# WRITTEN EXERCISE
Check each line of the entries below for the string "CHILDREN" and state how many lines have it, with no other text.

# MATERIAL FOR THIS EXERCISE
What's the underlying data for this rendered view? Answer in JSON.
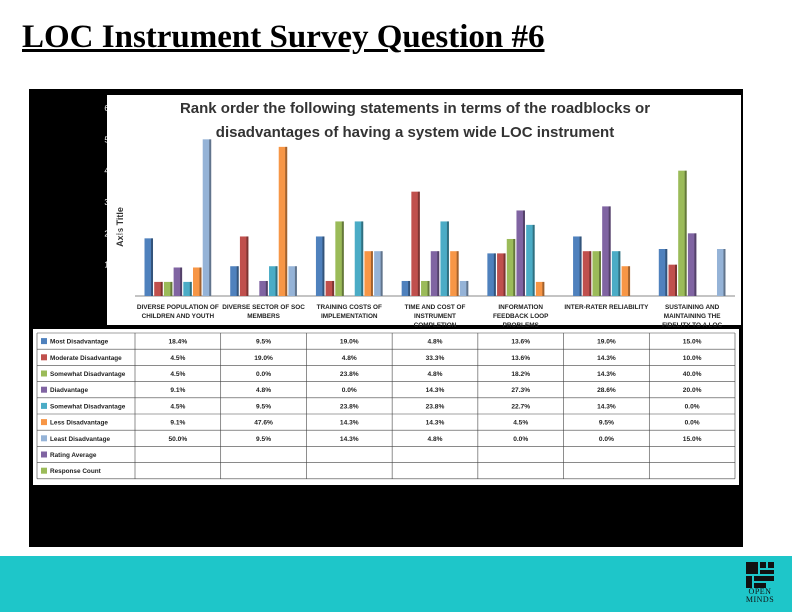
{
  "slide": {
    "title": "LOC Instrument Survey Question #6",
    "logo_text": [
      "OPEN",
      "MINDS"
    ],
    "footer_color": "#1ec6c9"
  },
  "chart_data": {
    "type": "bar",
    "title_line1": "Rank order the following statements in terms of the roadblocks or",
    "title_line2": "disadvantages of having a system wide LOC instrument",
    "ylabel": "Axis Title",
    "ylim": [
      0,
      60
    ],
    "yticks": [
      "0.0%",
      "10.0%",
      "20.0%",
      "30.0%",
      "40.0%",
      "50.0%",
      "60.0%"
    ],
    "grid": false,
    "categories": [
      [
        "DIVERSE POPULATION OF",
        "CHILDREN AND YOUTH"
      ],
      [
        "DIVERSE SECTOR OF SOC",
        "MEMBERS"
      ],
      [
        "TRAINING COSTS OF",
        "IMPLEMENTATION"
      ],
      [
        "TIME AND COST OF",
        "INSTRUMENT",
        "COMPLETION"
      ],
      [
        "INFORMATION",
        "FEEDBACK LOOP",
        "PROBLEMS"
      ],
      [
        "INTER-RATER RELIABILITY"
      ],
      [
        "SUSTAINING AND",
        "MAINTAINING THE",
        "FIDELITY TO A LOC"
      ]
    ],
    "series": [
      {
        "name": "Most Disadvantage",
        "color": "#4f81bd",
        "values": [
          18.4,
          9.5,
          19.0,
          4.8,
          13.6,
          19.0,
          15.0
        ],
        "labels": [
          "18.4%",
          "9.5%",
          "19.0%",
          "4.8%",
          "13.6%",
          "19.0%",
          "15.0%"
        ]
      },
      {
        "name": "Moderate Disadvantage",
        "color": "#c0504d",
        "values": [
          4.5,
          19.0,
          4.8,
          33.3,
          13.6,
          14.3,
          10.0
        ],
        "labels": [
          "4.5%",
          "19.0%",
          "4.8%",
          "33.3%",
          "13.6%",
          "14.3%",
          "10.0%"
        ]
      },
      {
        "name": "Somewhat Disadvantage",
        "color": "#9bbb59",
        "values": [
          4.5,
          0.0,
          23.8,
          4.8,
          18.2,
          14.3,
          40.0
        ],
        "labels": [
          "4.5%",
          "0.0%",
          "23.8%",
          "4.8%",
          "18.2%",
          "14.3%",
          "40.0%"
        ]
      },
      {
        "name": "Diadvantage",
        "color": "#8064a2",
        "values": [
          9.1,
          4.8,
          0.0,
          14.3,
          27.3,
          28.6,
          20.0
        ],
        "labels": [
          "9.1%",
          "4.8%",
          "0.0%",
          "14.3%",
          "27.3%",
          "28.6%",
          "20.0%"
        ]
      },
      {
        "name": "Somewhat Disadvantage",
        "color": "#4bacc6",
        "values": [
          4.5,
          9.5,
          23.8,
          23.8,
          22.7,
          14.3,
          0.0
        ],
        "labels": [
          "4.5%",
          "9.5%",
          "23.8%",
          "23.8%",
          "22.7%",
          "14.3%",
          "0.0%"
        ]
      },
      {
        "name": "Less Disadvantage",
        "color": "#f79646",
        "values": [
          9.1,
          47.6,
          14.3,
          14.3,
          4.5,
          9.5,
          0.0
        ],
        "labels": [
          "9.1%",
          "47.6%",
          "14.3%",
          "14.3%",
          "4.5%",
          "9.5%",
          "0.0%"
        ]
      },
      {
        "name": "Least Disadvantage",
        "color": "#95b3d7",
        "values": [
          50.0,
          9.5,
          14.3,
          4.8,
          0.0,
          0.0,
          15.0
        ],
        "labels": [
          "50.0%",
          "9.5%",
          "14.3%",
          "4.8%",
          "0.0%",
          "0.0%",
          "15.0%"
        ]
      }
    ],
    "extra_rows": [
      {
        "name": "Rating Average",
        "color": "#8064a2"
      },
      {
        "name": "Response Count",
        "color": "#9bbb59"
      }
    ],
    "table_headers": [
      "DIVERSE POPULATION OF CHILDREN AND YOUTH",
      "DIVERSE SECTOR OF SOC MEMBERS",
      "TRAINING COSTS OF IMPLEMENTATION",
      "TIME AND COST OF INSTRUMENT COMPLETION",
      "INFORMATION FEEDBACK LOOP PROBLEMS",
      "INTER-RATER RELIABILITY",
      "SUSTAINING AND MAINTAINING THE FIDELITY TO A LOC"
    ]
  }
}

# REPLY
2